## START Data rows
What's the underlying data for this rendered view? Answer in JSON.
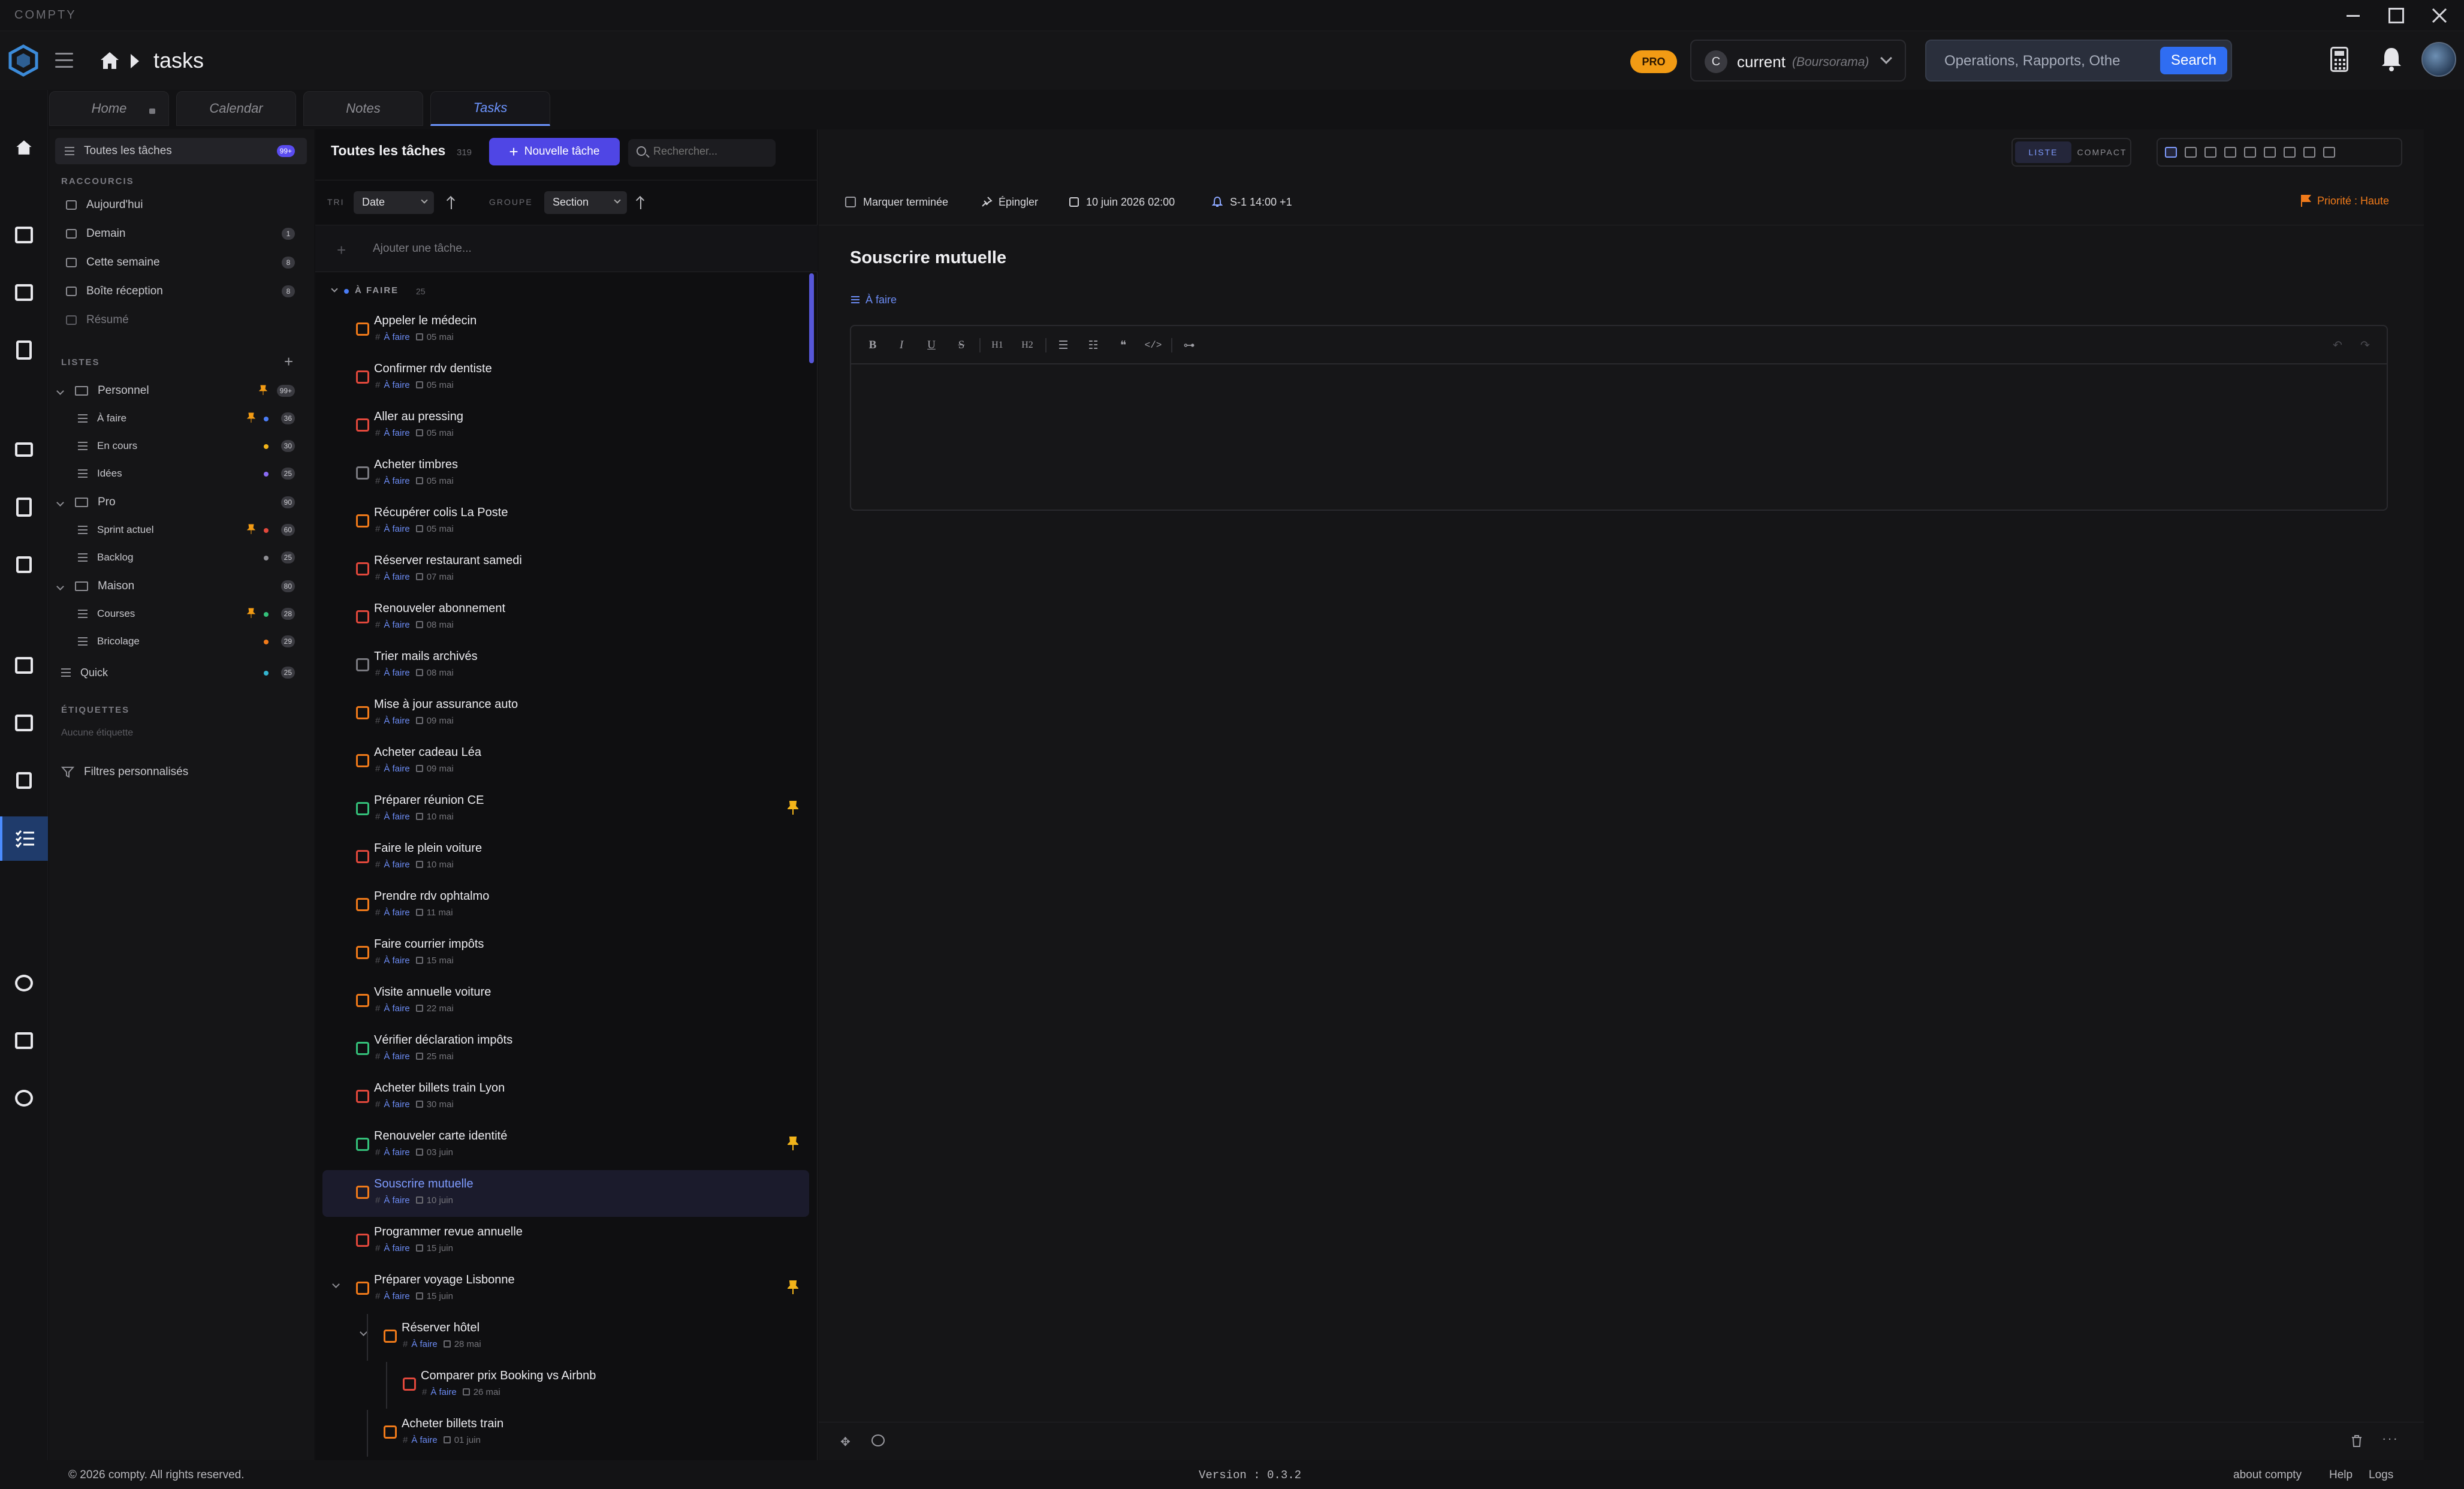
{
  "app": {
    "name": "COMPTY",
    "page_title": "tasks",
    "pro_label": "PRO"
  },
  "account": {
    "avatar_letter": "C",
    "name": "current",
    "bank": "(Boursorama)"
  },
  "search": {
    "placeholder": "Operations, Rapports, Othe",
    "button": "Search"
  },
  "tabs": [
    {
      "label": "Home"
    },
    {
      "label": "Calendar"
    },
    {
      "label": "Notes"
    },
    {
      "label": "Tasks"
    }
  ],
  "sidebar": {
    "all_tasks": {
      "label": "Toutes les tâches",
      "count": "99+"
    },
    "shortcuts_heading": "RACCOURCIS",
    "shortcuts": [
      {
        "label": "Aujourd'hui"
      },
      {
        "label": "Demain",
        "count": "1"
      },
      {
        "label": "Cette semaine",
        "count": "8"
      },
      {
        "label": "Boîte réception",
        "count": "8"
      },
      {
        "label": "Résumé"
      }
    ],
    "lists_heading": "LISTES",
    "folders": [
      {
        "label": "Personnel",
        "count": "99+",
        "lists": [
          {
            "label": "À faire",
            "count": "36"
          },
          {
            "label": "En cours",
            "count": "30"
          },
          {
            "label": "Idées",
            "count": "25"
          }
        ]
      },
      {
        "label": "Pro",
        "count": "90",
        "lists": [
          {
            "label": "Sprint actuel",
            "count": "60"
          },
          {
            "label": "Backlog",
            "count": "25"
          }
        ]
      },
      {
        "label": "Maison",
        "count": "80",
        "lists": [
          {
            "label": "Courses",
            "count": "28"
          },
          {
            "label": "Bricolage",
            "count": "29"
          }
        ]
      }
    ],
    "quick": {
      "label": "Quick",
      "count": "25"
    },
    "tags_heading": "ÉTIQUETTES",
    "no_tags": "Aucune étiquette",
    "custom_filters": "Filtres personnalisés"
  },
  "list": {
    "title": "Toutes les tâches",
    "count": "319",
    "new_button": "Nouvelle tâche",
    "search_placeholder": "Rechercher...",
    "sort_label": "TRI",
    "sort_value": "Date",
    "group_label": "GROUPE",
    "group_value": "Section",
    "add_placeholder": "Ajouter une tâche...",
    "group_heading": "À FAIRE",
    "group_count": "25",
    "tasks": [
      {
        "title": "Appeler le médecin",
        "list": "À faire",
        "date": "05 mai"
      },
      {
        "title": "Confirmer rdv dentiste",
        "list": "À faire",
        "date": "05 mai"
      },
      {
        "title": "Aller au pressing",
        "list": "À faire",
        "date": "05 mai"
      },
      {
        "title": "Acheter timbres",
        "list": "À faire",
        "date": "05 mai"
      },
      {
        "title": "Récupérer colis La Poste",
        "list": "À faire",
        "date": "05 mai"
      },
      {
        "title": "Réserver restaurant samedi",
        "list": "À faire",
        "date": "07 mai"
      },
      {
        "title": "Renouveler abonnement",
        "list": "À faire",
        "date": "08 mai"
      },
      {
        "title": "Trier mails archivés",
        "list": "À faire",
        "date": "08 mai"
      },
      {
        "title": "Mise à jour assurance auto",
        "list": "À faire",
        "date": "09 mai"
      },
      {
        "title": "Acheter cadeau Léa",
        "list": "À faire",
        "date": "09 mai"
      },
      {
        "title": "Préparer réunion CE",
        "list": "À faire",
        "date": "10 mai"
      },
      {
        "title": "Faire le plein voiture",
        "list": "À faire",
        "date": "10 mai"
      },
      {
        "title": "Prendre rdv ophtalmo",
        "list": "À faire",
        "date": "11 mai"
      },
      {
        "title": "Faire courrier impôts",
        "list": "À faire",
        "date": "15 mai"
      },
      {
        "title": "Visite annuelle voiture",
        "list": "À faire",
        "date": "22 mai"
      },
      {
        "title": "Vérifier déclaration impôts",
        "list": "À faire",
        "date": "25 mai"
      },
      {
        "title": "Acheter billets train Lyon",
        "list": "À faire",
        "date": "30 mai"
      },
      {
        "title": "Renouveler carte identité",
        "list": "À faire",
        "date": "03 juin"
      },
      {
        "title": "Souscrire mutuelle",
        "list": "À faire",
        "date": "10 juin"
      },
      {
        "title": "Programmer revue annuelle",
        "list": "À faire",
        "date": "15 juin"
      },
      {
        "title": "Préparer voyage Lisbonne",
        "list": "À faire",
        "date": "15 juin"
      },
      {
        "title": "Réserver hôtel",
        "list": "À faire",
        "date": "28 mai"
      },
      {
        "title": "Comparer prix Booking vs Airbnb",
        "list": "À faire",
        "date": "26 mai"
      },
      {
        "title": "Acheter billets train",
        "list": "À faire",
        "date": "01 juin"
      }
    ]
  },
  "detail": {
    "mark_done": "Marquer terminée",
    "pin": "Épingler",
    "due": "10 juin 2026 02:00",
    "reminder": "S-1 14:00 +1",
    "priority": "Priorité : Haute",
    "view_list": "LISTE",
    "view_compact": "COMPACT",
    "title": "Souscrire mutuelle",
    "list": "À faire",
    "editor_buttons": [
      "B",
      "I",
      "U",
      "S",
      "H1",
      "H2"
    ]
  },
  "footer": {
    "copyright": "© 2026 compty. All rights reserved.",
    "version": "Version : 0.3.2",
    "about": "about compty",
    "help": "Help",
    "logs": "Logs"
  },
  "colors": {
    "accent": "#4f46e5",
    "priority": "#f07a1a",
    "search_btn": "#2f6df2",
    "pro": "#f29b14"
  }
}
## END Data rows
Exercise description:
Check each line of the records above for the string "Souscrire", and report every line that has it.

Output for this task:
        "title": "Souscrire mutuelle",
    "title": "Souscrire mutuelle",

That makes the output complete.